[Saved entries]
==================================================

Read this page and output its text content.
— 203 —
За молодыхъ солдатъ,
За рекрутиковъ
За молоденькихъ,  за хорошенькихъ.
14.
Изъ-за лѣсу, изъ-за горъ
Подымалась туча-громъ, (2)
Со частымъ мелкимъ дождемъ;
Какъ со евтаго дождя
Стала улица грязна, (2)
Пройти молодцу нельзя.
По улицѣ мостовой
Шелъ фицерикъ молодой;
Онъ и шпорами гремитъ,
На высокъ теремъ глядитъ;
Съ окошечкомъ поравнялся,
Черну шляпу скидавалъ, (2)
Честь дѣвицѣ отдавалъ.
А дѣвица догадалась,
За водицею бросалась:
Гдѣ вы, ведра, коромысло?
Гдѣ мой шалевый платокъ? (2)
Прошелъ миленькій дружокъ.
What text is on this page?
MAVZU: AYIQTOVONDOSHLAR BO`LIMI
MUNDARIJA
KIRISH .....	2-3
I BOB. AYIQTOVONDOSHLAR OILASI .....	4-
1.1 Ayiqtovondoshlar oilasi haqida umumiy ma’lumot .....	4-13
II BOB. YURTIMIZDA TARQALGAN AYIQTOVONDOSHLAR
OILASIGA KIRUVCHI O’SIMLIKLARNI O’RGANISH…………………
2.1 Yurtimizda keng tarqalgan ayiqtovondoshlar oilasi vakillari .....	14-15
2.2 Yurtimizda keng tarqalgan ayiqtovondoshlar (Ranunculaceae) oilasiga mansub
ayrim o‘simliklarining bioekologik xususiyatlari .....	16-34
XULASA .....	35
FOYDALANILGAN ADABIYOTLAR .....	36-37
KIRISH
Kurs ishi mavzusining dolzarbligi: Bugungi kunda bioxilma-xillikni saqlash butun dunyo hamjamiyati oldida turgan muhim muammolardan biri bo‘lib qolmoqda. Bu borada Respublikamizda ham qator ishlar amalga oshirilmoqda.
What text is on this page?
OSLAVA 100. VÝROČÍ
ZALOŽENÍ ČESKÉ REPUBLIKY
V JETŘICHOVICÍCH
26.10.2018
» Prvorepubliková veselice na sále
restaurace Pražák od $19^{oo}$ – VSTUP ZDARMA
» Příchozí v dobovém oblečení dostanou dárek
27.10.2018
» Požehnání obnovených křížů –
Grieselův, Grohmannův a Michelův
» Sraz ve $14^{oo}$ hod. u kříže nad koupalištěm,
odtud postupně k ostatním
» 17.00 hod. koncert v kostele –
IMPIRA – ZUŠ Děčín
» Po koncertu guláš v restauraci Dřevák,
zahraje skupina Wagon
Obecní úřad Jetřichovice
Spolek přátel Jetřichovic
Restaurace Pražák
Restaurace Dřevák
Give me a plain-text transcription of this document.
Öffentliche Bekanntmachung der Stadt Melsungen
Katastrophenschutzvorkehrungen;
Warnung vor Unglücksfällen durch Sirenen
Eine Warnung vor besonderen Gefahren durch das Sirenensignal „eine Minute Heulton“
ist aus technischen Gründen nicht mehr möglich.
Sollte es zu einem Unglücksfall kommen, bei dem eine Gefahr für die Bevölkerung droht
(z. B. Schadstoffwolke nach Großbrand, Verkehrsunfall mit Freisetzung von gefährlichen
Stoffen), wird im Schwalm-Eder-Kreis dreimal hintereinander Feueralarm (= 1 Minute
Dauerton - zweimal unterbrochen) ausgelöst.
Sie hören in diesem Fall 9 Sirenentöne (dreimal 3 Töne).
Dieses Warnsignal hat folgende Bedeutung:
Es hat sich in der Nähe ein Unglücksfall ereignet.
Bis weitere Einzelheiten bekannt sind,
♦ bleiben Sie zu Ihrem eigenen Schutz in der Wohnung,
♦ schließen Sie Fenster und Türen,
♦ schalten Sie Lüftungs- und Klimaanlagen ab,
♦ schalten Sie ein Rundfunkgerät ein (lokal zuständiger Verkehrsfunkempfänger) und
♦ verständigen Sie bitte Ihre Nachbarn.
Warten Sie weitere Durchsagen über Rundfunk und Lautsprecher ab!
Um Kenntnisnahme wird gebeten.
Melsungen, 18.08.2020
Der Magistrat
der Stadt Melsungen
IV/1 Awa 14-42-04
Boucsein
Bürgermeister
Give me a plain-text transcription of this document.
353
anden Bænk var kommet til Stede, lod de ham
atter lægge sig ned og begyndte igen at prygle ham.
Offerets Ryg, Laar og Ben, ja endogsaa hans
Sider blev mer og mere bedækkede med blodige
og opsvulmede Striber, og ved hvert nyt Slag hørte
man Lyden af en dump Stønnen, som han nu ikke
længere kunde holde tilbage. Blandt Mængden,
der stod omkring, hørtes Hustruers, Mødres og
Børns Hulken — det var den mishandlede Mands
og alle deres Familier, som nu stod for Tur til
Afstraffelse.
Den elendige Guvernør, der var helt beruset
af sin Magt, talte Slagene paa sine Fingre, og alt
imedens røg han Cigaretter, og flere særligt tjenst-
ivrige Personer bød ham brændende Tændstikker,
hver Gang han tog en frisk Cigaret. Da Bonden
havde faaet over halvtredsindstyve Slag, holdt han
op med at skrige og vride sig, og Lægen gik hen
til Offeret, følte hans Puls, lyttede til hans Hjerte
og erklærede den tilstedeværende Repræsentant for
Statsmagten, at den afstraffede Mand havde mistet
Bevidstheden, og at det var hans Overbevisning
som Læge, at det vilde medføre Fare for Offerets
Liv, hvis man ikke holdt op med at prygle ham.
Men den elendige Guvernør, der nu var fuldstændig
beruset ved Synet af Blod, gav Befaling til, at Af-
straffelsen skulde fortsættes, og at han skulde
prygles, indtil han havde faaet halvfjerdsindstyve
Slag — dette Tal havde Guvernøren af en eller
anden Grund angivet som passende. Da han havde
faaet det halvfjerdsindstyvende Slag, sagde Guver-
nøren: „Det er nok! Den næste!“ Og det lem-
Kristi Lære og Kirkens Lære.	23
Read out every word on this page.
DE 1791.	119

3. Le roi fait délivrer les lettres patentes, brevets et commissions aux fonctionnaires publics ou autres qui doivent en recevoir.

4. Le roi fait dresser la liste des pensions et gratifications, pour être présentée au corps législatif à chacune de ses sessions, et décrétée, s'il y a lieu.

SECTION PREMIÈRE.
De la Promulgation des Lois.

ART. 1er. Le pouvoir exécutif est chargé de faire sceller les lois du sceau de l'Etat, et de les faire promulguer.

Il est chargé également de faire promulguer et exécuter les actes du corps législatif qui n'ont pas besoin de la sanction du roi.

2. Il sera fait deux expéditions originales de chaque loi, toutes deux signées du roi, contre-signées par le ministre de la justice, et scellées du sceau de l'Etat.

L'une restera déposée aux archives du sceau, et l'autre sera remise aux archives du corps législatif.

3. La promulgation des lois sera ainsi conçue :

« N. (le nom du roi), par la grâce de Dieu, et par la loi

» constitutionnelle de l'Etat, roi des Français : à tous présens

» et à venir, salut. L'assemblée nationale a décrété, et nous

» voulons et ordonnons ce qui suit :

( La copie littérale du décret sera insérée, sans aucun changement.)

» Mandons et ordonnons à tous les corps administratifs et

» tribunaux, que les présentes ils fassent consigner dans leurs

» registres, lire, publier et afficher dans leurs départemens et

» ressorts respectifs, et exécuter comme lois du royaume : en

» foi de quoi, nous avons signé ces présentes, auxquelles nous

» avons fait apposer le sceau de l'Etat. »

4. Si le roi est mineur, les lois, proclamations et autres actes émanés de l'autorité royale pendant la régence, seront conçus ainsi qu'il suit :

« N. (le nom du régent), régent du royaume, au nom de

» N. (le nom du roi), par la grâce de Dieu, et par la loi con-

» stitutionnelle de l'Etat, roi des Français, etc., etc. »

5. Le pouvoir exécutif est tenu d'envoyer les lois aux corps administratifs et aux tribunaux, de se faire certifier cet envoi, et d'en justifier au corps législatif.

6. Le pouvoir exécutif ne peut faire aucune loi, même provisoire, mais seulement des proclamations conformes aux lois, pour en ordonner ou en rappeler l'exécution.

==================================================

• _WHAT IS BEING ASKED_
Pull every line containing the word "Unglücksfall" out of the material.

• _COMPLETED EXERCISE_
Sollte es zu einem Unglücksfall kommen, bei dem eine Gefahr für die Bevölkerung droht
Es hat sich in der Nähe ein Unglücksfall ereignet.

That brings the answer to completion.